• **Given text**:

◆ ◆ ◆ ◆

Item 16. Exhibits and Financial Statement Schedules
Exhibit No. |
| Description |
3.1 |
| Articles of Incorporation of Aristocrat Group Corp. |
3.2 |
| Bylaws of Aristocrat Group Corp. |
5.1 |
| Opinion of Sonfield & Sonfield |
10.2 |
| Convertible promissory dated January 31, 2015, payable to the order of Vista View Ventures, Inc. |
10.3 |
| Registration Rights Agreement dated December 31, 2015 by and between Aristocrat Group Corp. and Vista View Ventures, Inc.. |
14.1 |
| Code of Ethics |
21.1 |
| List of Subsidiaries of the registrant |
23.1(i) |
| Consent of MaloneBailey, LLP |
23.1(ii) |
| Consent of GBH CPAs, PC |
23.2 |
| Consent of Sonfield & Sonfield (included in Exhibit 5.1) |
101 |
| Interactive Data File |
Item 17. Undertakings.
Undertaking Required by Item 512 of Regulation S-K.

◆ ◆ ◆ ◆

• **Dataset content**:

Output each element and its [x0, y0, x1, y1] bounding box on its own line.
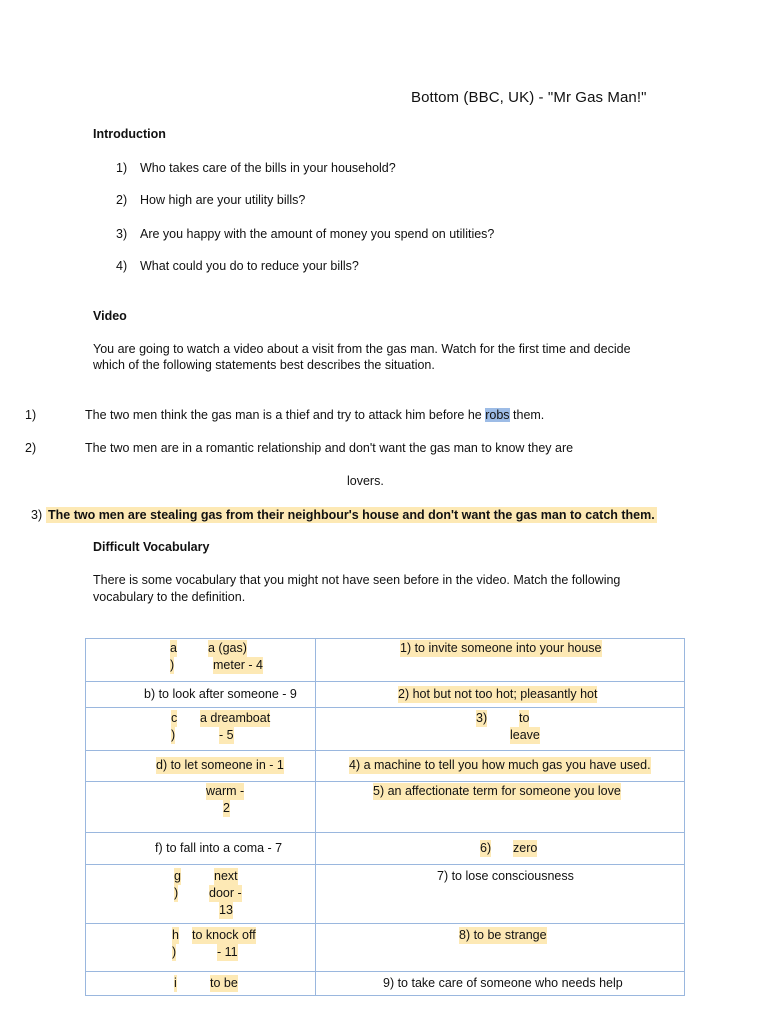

◆ ◆ ◆ ◆

• **Your task**: Please give the date of the Registration Rights Agreement between Aristocrat Group Corp. and Vista View Ventures, Inc., according to the exhibit list.

• **Result**: December 31, 2015